REQUIRED TASK: The records underneath are to be repeated exactly, with the pictures left out.

— BEGIN DATA PROVIDED —

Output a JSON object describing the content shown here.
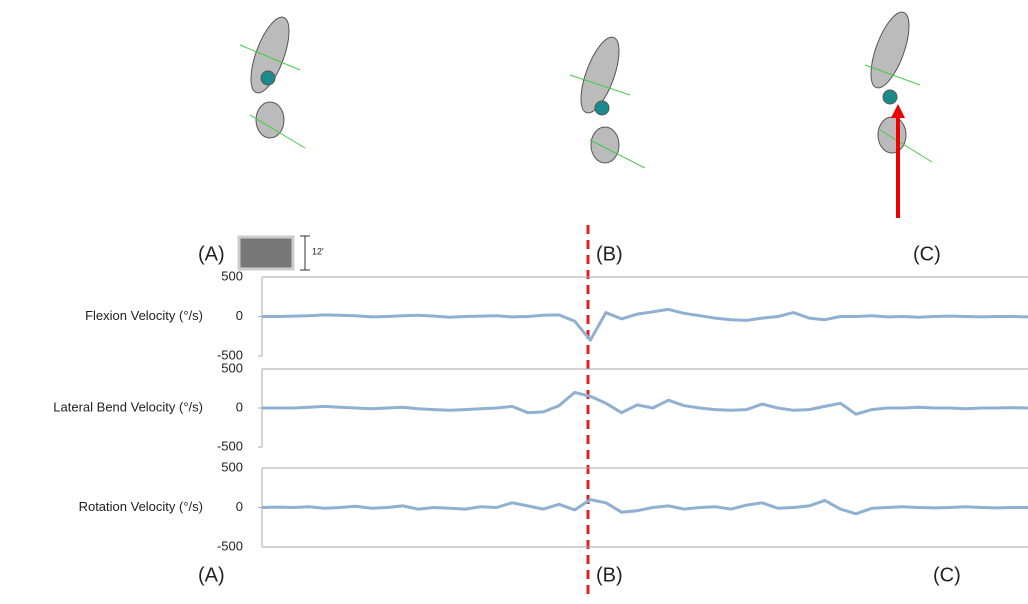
{
  "labels_top": [
    "(A)",
    "(B)",
    "(C)"
  ],
  "labels_bottom": [
    "(A)",
    "(B)",
    "(C)"
  ],
  "scale_label": "12'",
  "chart_data": [
    {
      "type": "line",
      "y_label": "Flexion Velocity (°/s)",
      "ylim": [
        -500,
        500
      ],
      "yticks": [
        -500,
        0,
        500
      ],
      "series": [
        {
          "color": "#8fb0d0",
          "values": [
            0,
            0,
            5,
            10,
            20,
            15,
            10,
            -5,
            0,
            10,
            15,
            5,
            -10,
            0,
            5,
            10,
            -5,
            0,
            15,
            20,
            -60,
            -300,
            50,
            -30,
            30,
            60,
            90,
            40,
            10,
            -20,
            -40,
            -50,
            -20,
            0,
            50,
            -20,
            -40,
            0,
            0,
            10,
            -5,
            0,
            -10,
            0,
            5,
            0,
            -5,
            0,
            0,
            -5
          ]
        }
      ]
    },
    {
      "type": "line",
      "y_label": "Lateral Bend Velocity (°/s)",
      "ylim": [
        -500,
        500
      ],
      "yticks": [
        -500,
        0,
        500
      ],
      "series": [
        {
          "color": "#8fb0d0",
          "values": [
            0,
            0,
            0,
            10,
            20,
            10,
            0,
            -10,
            0,
            10,
            -10,
            -20,
            -30,
            -20,
            -10,
            0,
            20,
            -60,
            -50,
            30,
            200,
            150,
            60,
            -60,
            40,
            0,
            100,
            30,
            0,
            -20,
            -30,
            -20,
            50,
            0,
            -30,
            -20,
            20,
            60,
            -80,
            -20,
            0,
            0,
            10,
            0,
            0,
            -10,
            0,
            0,
            5,
            0
          ]
        }
      ]
    },
    {
      "type": "line",
      "y_label": "Rotation Velocity (°/s)",
      "ylim": [
        -500,
        500
      ],
      "yticks": [
        -500,
        0,
        500
      ],
      "series": [
        {
          "color": "#8fb0d0",
          "values": [
            0,
            5,
            0,
            10,
            -10,
            0,
            15,
            -10,
            0,
            20,
            -20,
            0,
            -10,
            -20,
            10,
            0,
            60,
            20,
            -20,
            40,
            -30,
            100,
            60,
            -60,
            -40,
            0,
            20,
            -20,
            0,
            10,
            -20,
            30,
            60,
            -10,
            0,
            20,
            90,
            -20,
            -80,
            -10,
            0,
            10,
            0,
            -5,
            0,
            10,
            0,
            -5,
            0,
            0
          ]
        }
      ]
    }
  ]
}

— END DATA PROVIDED —

WRITTEN ANSWER:
Output a JSON object describing the content shown here.
{
  "labels_top": [
    "(A)",
    "(B)",
    "(C)"
  ],
  "labels_bottom": [
    "(A)",
    "(B)",
    "(C)"
  ],
  "scale_label": "12'",
  "chart_data": [
    {
      "type": "line",
      "y_label": "Flexion Velocity (°/s)",
      "ylim": [
        -500,
        500
      ],
      "yticks": [
        -500,
        0,
        500
      ],
      "series": [
        {
          "color": "#8fb0d0",
          "values": [
            0,
            0,
            5,
            10,
            20,
            15,
            10,
            -5,
            0,
            10,
            15,
            5,
            -10,
            0,
            5,
            10,
            -5,
            0,
            15,
            20,
            -60,
            -300,
            50,
            -30,
            30,
            60,
            90,
            40,
            10,
            -20,
            -40,
            -50,
            -20,
            0,
            50,
            -20,
            -40,
            0,
            0,
            10,
            -5,
            0,
            -10,
            0,
            5,
            0,
            -5,
            0,
            0,
            -5
          ]
        }
      ]
    },
    {
      "type": "line",
      "y_label": "Lateral Bend Velocity (°/s)",
      "ylim": [
        -500,
        500
      ],
      "yticks": [
        -500,
        0,
        500
      ],
      "series": [
        {
          "color": "#8fb0d0",
          "values": [
            0,
            0,
            0,
            10,
            20,
            10,
            0,
            -10,
            0,
            10,
            -10,
            -20,
            -30,
            -20,
            -10,
            0,
            20,
            -60,
            -50,
            30,
            200,
            150,
            60,
            -60,
            40,
            0,
            100,
            30,
            0,
            -20,
            -30,
            -20,
            50,
            0,
            -30,
            -20,
            20,
            60,
            -80,
            -20,
            0,
            0,
            10,
            0,
            0,
            -10,
            0,
            0,
            5,
            0
          ]
        }
      ]
    },
    {
      "type": "line",
      "y_label": "Rotation Velocity (°/s)",
      "ylim": [
        -500,
        500
      ],
      "yticks": [
        -500,
        0,
        500
      ],
      "series": [
        {
          "color": "#8fb0d0",
          "values": [
            0,
            5,
            0,
            10,
            -10,
            0,
            15,
            -10,
            0,
            20,
            -20,
            0,
            -10,
            -20,
            10,
            0,
            60,
            20,
            -20,
            40,
            -30,
            100,
            60,
            -60,
            -40,
            0,
            20,
            -20,
            0,
            10,
            -20,
            30,
            60,
            -10,
            0,
            20,
            90,
            -20,
            -80,
            -10,
            0,
            10,
            0,
            -5,
            0,
            10,
            0,
            -5,
            0,
            0
          ]
        }
      ]
    }
  ]
}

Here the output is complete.